▶ CUPLIKAN TEKS:

################

Setelah berbulan-bulan dibahas, Jumat (28/10/2011) malam, Sidang Paripurna DPR akhirnya mengesahkan RUU BPJS. Pengesahan dilakukan setelah semua fraksi di Panitia Khusus DPR tentang BPJS dan pemerintah sepakat bahwa pembentukan badan hukum BPJS II yang mengelola jaminan kecelakaan kerja, kematian, hari tua, dan pensiun atau transformasi PT Jamsostek terbentuk pada 1 Januari 2014 dan dioperasionalkan paling lama pada Juli 2015. BPJS I tentang kesehatan akan terbentuk dan dioperasionalkan pada 1 Januari 2014.

Sumber : Kompas 

BPJS Akan Naikkan Daya Beli Masyarakat

JAKARTA, KOMPAS.com — Penerapan UU Badan Penyelenggaran Jaminan Sosial (BPJS) I dan II akan berdampak positif bagi kesehatan dan daya beli masyarakat. Demikian kata Menteri Koordinator Perekonomian Hatta Radjasa.


"Itu perlindungan sosial, dengan mereka diproteksi, dengan perlindungan, dengan kesehatan, dengan segala macam, maka relatif mereka (masyarakat) lebih sehat," ujar Hatta di Jakarta, Minggu (30/10/2011).
Selain itu, kata dia, daya beli masyarakat pun relatif meningkat. Ini karena pengeluaran yang tadinya buat kesehatan kini ditanggung pemerintah.

"Ini merupakan dua mata sisi dari pembangunan ekonomi kita yang tidak bisa dipisahkan, satu strong growth (yakni) kita dorong ekonomi kita dengan pertumbuhan yang tinggi. Namun, di sisi lain ada program-program perlindungan sosial," tutur dia.

Akan tetapi, terkait dengan kesiapan fiskal, ia menyebutkan, pemerintah harus siap. Hatta pun bersyukur dengan keberadaan satu pasal yang mengatur tentang apabila terjadi gejolak perekonomian, pemerintah bisa mengambil satu kebijakan fiskal.

Selain itu, ia mengingatkan bahwa pemerintah harus belajar dari negara-negara Eropa dan Amerika Serikat. Jangan seperti Eropa yang terlalu berat ke perlindungan sosial dan subsidi, tapi ternyata ekonomi negara-negara tersebut tidak kuat. Akhirnya, berujung pada defisit anggaran negara. "Kita belajar dari situ," tutur Hatta.

################

▶ TUJUAN LATIHAN: Lanjutkan berita tentang UU BPJS di atas, mulai setelah kalimat terakhirnya.

(Data yang tercatat)
################

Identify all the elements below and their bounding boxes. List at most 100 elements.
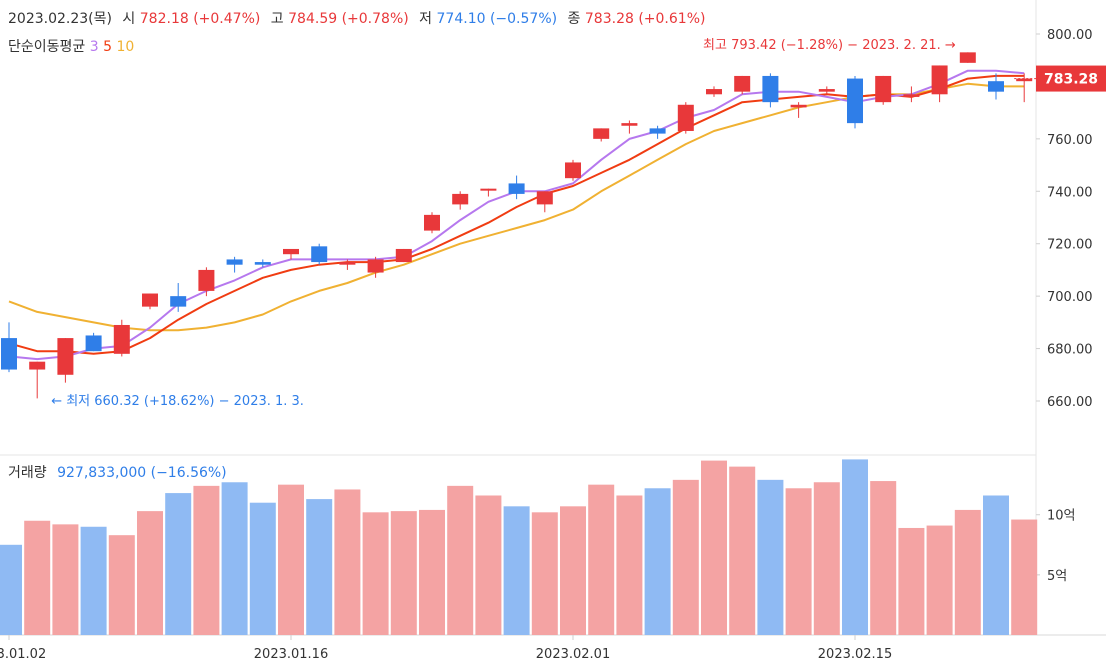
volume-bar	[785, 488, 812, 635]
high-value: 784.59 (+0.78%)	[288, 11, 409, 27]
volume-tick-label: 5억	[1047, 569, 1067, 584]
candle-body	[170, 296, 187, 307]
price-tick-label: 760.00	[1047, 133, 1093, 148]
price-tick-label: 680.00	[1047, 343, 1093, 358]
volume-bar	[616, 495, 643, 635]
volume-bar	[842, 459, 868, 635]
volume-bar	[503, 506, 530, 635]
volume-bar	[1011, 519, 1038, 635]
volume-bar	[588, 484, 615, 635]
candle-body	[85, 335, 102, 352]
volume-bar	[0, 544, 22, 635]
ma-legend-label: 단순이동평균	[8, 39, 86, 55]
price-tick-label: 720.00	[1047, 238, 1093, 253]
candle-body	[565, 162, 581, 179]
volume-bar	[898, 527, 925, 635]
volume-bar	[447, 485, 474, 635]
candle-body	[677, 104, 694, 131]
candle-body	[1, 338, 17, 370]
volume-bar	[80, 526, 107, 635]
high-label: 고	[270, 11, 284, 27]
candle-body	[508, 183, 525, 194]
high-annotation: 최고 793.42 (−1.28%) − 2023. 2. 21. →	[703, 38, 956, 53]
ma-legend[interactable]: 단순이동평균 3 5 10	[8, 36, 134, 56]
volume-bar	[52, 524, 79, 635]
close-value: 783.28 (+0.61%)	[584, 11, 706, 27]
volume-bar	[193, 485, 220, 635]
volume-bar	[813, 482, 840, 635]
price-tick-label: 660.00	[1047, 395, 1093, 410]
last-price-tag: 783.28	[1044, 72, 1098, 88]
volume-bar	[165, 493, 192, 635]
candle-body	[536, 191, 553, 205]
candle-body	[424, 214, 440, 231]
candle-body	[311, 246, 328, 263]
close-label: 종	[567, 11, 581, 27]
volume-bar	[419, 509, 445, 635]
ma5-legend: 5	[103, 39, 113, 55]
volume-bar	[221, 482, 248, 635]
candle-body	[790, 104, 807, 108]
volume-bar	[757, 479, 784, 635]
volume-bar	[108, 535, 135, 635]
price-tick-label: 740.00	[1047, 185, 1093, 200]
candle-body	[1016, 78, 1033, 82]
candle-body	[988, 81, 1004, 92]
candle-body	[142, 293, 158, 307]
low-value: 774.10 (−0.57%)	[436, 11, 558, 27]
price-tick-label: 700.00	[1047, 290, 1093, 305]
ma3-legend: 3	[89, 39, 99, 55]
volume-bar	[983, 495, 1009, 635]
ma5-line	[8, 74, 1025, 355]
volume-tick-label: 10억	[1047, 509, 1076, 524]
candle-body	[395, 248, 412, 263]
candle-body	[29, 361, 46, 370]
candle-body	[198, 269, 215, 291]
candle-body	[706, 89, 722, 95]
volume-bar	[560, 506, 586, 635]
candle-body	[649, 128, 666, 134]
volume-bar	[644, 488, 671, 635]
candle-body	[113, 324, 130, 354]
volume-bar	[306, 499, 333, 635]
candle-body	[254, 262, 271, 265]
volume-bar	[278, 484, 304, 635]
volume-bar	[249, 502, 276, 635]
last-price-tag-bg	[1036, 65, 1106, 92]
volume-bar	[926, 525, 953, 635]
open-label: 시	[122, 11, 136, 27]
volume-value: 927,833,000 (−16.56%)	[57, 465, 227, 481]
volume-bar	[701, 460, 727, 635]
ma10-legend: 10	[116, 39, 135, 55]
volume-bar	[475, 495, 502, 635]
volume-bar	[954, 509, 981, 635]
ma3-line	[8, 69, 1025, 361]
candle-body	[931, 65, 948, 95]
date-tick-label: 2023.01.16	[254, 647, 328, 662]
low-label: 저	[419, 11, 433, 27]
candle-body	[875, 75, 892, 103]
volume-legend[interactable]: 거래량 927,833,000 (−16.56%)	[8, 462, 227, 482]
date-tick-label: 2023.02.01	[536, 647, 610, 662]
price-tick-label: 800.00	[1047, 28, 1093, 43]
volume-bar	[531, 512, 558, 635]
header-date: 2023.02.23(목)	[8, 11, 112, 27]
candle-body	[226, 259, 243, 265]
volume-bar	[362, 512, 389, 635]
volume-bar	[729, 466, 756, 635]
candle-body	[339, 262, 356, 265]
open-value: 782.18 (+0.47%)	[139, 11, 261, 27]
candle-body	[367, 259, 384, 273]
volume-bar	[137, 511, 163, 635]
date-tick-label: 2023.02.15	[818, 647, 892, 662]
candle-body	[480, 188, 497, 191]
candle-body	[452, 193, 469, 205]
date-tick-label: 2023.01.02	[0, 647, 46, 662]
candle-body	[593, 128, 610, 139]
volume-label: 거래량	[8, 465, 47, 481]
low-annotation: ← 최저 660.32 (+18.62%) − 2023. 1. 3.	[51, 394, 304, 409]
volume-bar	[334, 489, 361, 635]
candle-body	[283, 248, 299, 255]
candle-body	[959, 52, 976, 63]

################

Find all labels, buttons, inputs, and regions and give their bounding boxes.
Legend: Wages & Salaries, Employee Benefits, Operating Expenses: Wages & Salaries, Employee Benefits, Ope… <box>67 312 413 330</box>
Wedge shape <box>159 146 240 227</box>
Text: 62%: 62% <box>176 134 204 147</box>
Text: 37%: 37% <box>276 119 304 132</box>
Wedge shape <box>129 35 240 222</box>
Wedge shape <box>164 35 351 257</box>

################

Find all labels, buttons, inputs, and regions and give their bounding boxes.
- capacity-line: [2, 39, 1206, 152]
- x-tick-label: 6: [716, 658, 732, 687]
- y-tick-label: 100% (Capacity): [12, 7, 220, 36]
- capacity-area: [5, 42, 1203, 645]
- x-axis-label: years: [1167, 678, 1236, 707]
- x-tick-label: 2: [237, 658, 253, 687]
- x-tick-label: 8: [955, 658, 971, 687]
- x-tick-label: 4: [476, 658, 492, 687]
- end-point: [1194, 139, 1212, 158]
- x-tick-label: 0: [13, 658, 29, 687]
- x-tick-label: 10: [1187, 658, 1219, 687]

################

▶ JAWABAN:
Untuk diketahui, BPJS I akan beroperasi mulai 1 Januari 2014 dan langsung menyelenggarakan program jaminan kesehatan, termasuk menampung pengalihan program jaminan pemeliharaan kesehatan PT Jamsostek (Persero) dan PT Asabri (Persero).

Sementara itu, badan hukum BPJS II yang mengelola jaminan kecelakaan kerja, kematian, hari tua, dan pensiun atau transformasi PT Jamsostek terjadi pada 1 Januari 2014, dan dioperasionalkan paling lama pada Juli 2015.

Sumber : Kompas 

Selasa, 25 Oktober 2011

Perempuan Menuntut Jaminan Sosial

 Perempuan Menuntut Jaminan Sosial


VIVAnews - Seribu lebih perempuan yang tergabung dalam 'Perempuan Menuntut Jaminan Sosial' akan menggelar aksi unjuk rasa di Istana Negara, hari ini. Mereka akan menuntut pengesahan Rancangan Undang-Undang (RUU) Badan Penyelenggara Jaminan Sosial (BPJS).





Perjuangan perempuan Indonesia yang didukung pembantu rumah tangga (PRT), buruh pabrik, perawat, pegawai swasta, dan mahasiswi itu akan melakukan long march dari Bundaran Hotel Indonesia sejak pukul 09.00 WIB dan menggelar aksi di Istana Negara.


"Kami mengajak seluruh rakyat, terutama perempuan Indonesia menjadi bagian dari barisan perjuangan perempuan," kata aktivis perempuan Rieke Diah Pitaloka, yang juga anggota Komisi IX Dewan Perwakilan Rakyat dari PDIP di Jakarta, Minggu 23 Oktober 2011.

Selain Rieke, sejumlah orator lain seperti Prof Musdah Mulia, Prof Achir Yani, Anis Hidayah, dan Mariana Amirudin direncanakan hadir memberikan dukungan. Sejumlah pentas seni seperti perkusi dapur, dangdut dorong akan memeriahkan aksi ini.

Rieke menjelaskan, pengesahan RUU BPJS sudah sangat mendesak. Karena jika tidak segera diputuskan, tidak akan terealisasi sebab masa sidang akan berakhir pada 28 Oktober 2011.

"Sudah empat kali sidang, dan Senin 24 Oktober 2011 besok akan dilakukan lagi," katanya.

Selasa, 18 Oktober 2011

BURUH KAJS AKSI DI BEJ

BURUH KAJS AKSI DI BEJ

Jakarta, PelitaOnline-ALIANSI Buruh yang tergabung dalam Komite Aksi Jaminan Sosial (KAJS) menagih janji kepada Presiden Susilo Bambang Yudhoyono dan DPR RI untuk segera menyelesaikan Rancangan Undang-Undang tentang Badan Penyelenggara Jaminan Sosial (RUU BPJS).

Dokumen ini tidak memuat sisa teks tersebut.